══ Data shown
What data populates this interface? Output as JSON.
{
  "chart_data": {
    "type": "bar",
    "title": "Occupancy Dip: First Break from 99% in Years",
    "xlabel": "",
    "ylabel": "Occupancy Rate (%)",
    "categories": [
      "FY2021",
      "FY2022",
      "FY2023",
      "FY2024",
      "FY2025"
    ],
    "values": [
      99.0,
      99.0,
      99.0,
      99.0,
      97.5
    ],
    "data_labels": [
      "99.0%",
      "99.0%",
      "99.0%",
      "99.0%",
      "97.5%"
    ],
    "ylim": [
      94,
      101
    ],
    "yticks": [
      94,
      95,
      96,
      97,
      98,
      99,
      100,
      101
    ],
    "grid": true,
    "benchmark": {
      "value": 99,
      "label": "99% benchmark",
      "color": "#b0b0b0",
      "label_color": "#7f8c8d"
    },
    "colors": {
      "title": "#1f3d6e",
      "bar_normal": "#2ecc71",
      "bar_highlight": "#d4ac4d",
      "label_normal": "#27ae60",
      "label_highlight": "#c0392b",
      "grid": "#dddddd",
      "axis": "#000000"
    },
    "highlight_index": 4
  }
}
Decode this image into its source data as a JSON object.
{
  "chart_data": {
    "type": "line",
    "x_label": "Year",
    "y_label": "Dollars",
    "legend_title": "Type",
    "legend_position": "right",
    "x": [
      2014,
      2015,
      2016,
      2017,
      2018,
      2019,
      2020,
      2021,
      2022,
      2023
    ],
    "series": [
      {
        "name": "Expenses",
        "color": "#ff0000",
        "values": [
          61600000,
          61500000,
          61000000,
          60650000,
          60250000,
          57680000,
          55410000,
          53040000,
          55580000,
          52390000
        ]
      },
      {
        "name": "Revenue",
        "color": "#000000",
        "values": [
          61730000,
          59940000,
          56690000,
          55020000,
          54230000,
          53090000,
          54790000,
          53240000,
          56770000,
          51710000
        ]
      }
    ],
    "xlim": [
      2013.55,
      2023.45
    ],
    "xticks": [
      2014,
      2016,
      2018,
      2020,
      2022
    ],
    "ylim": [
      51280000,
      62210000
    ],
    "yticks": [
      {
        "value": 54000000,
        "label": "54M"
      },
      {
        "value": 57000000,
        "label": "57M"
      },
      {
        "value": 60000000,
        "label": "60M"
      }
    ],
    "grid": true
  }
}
════
Exercise directions
Write out every entry above, word for word.

Completed task
What data populates this interface? Output as JSON.
{
  "chart_data": {
    "type": "bar",
    "title": "Occupancy Dip: First Break from 99% in Years",
    "xlabel": "",
    "ylabel": "Occupancy Rate (%)",
    "categories": [
      "FY2021",
      "FY2022",
      "FY2023",
      "FY2024",
      "FY2025"
    ],
    "values": [
      99.0,
      99.0,
      99.0,
      99.0,
      97.5
    ],
    "data_labels": [
      "99.0%",
      "99.0%",
      "99.0%",
      "99.0%",
      "97.5%"
    ],
    "ylim": [
      94,
      101
    ],
    "yticks": [
      94,
      95,
      96,
      97,
      98,
      99,
      100,
      101
    ],
    "grid": true,
    "benchmark": {
      "value": 99,
      "label": "99% benchmark",
      "color": "#b0b0b0",
      "label_color": "#7f8c8d"
    },
    "colors": {
      "title": "#1f3d6e",
      "bar_normal": "#2ecc71",
      "bar_highlight": "#d4ac4d",
      "label_normal": "#27ae60",
      "label_highlight": "#c0392b",
      "grid": "#dddddd",
      "axis": "#000000"
    },
    "highlight_index": 4
  }
}
Decode this image into its source data as a JSON object.
{
  "chart_data": {
    "type": "line",
    "x_label": "Year",
    "y_label": "Dollars",
    "legend_title": "Type",
    "legend_position": "right",
    "x": [
      2014,
      2015,
      2016,
      2017,
      2018,
      2019,
      2020,
      2021,
      2022,
      2023
    ],
    "series": [
      {
        "name": "Expenses",
        "color": "#ff0000",
        "values": [
          61600000,
          61500000,
          61000000,
          60650000,
          60250000,
          57680000,
          55410000,
          53040000,
          55580000,
          52390000
        ]
      },
      {
        "name": "Revenue",
        "color": "#000000",
        "values": [
          61730000,
          59940000,
          56690000,
          55020000,
          54230000,
          53090000,
          54790000,
          53240000,
          56770000,
          51710000
        ]
      }
    ],
    "xlim": [
      2013.55,
      2023.45
    ],
    "xticks": [
      2014,
      2016,
      2018,
      2020,
      2022
    ],
    "ylim": [
      51280000,
      62210000
    ],
    "yticks": [
      {
        "value": 54000000,
        "label": "54M"
      },
      {
        "value": 57000000,
        "label": "57M"
      },
      {
        "value": 60000000,
        "label": "60M"
      }
    ],
    "grid": true
  }
}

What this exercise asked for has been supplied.